Across the entries below, count the lines in which the word "AgroChart" occurs. Reply with the count alone.
══════
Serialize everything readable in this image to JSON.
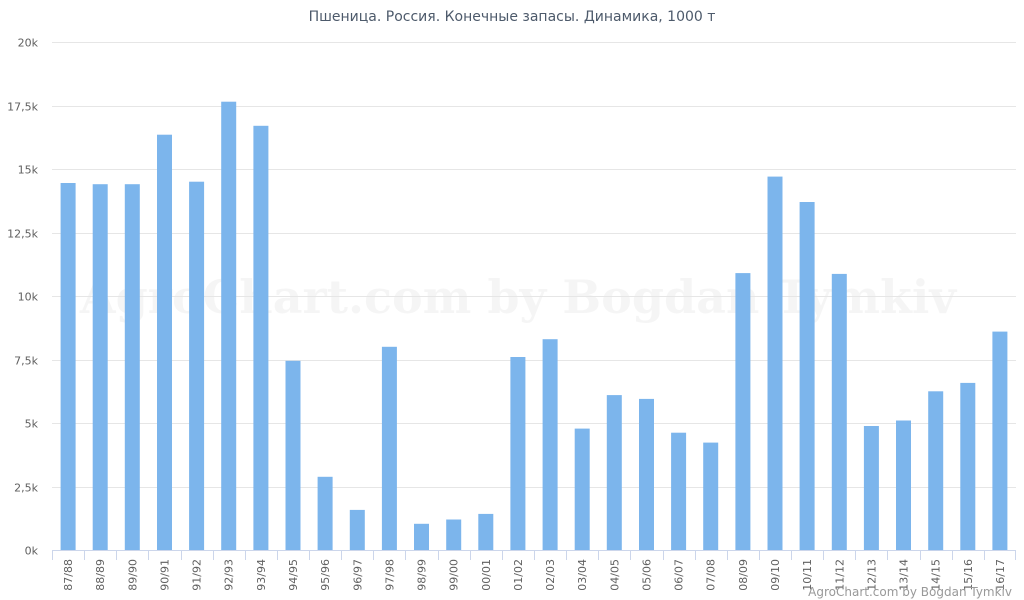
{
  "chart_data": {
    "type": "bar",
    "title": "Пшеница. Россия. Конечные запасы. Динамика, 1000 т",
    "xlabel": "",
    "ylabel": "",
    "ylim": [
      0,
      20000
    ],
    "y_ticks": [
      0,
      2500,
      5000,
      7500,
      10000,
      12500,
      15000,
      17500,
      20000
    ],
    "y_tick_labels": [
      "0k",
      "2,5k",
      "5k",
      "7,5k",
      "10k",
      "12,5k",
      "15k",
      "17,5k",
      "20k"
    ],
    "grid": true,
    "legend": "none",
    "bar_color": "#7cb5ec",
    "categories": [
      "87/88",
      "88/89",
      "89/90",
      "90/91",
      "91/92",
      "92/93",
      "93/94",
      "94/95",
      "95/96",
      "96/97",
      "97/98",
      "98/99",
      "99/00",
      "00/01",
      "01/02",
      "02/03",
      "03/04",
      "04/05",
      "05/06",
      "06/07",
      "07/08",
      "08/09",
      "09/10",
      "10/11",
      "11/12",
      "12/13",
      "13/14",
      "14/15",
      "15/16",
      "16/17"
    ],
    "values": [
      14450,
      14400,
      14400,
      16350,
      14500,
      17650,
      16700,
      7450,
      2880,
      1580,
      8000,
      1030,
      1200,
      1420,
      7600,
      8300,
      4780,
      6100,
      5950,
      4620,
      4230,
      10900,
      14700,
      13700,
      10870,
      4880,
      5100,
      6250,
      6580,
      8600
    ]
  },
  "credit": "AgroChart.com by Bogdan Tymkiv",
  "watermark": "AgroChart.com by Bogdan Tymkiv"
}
══════
Exercise output: 2